Below is some material; set it all down exactly, apart from the pictures.
------ ENTRIES SUPPLIED
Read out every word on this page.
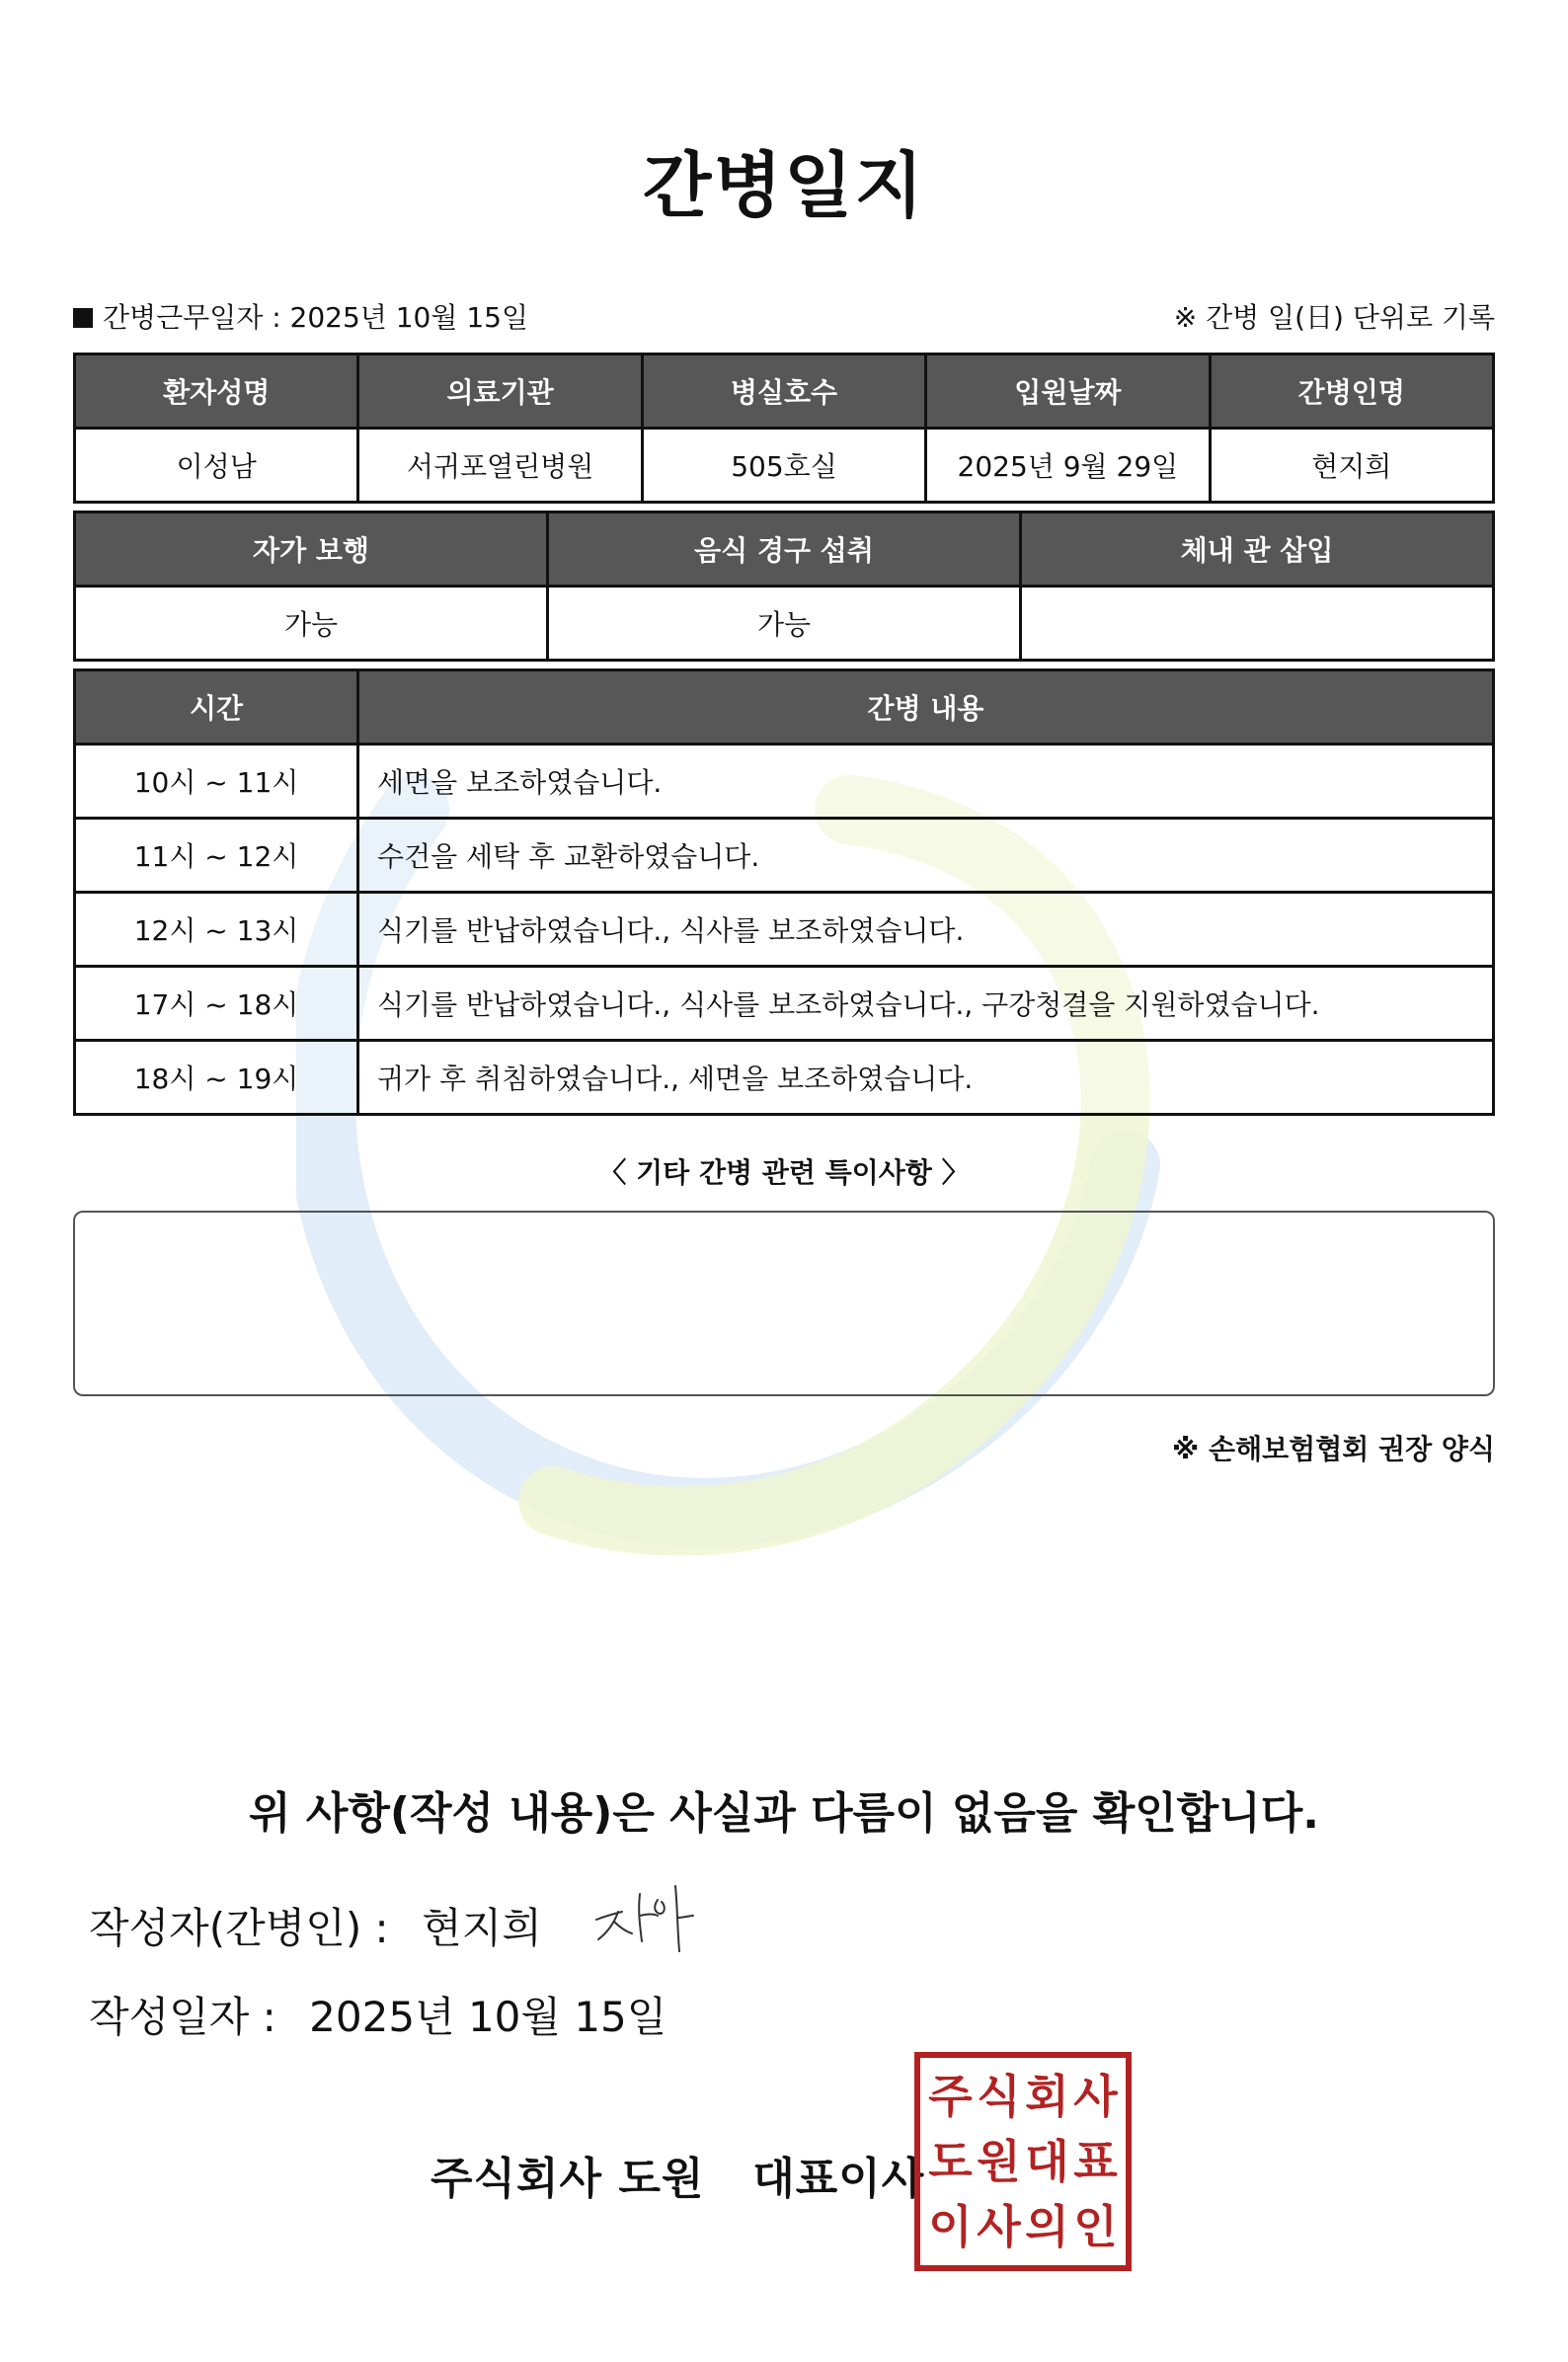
간병일지
간병근무일자 : 2025년 10월 15일	※ 간병 일(日) 단위로 기록
환자성명	의료기관	병실호수	입원날짜	간병인명
이성남	서귀포열린병원	505호실	2025년 9월 29일	현지희
자가 보행	음식 경구 섭취	체내 관 삽입
가능	가능	
시간	간병 내용
10시 ~ 11시	세면을 보조하였습니다.
11시 ~ 12시	수건을 세탁 후 교환하였습니다.
12시 ~ 13시	식기를 반납하였습니다., 식사를 보조하였습니다.
17시 ~ 18시	식기를 반납하였습니다., 식사를 보조하였습니다., 구강청결을 지원하였습니다.
18시 ~ 19시	귀가 후 취침하였습니다., 세면을 보조하였습니다.
〈 기타 간병 관련 특이사항 〉
※ 손해보험협회 권장 양식
위 사항(작성 내용)은 사실과 다름이 없음을 확인합니다.
작성자(간병인) : 현지희
작성일자 : 2025년 10월 15일
주식회사 도원   대표이사
주 식 회 사
도 원 대 표
이 사 의 인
------------
FINISHED ANSWER:
Read out every word on this page.
간병일지
간병근무일자 : 2025년 10월 15일	※ 간병 일(日) 단위로 기록
환자성명	의료기관	병실호수	입원날짜	간병인명
이성남	서귀포열린병원	505호실	2025년 9월 29일	현지희
자가 보행	음식 경구 섭취	체내 관 삽입
가능	가능	
시간	간병 내용
10시 ~ 11시	세면을 보조하였습니다.
11시 ~ 12시	수건을 세탁 후 교환하였습니다.
12시 ~ 13시	식기를 반납하였습니다., 식사를 보조하였습니다.
17시 ~ 18시	식기를 반납하였습니다., 식사를 보조하였습니다., 구강청결을 지원하였습니다.
18시 ~ 19시	귀가 후 취침하였습니다., 세면을 보조하였습니다.
〈 기타 간병 관련 특이사항 〉
※ 손해보험협회 권장 양식
위 사항(작성 내용)은 사실과 다름이 없음을 확인합니다.
작성자(간병인) : 현지희
작성일자 : 2025년 10월 15일
주식회사 도원   대표이사
주 식 회 사
도 원 대 표
이 사 의 인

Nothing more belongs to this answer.